§ **EXERCISE BRIEF**
Pick out all lines in the listing holding the string "застройка" and copy them.

§ **Dataset items**
======
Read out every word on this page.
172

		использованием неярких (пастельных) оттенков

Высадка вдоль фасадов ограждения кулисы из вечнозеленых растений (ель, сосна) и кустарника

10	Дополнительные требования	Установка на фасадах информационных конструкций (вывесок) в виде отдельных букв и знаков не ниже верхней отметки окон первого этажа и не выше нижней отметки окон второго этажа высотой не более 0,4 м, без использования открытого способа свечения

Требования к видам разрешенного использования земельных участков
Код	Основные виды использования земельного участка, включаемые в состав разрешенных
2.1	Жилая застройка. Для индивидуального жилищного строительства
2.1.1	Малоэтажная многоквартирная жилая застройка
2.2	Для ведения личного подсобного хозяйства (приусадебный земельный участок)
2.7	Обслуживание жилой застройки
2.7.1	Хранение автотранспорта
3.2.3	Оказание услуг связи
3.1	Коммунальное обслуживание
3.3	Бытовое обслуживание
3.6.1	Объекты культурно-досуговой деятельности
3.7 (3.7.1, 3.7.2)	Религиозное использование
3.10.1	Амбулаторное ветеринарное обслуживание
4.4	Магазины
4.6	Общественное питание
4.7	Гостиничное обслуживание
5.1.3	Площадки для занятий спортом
======
§ **SOLUTION TO THIS TASK**
2.1	Жилая застройка. Для индивидуального жилищного строительства
2.1.1	Малоэтажная многоквартирная жилая застройка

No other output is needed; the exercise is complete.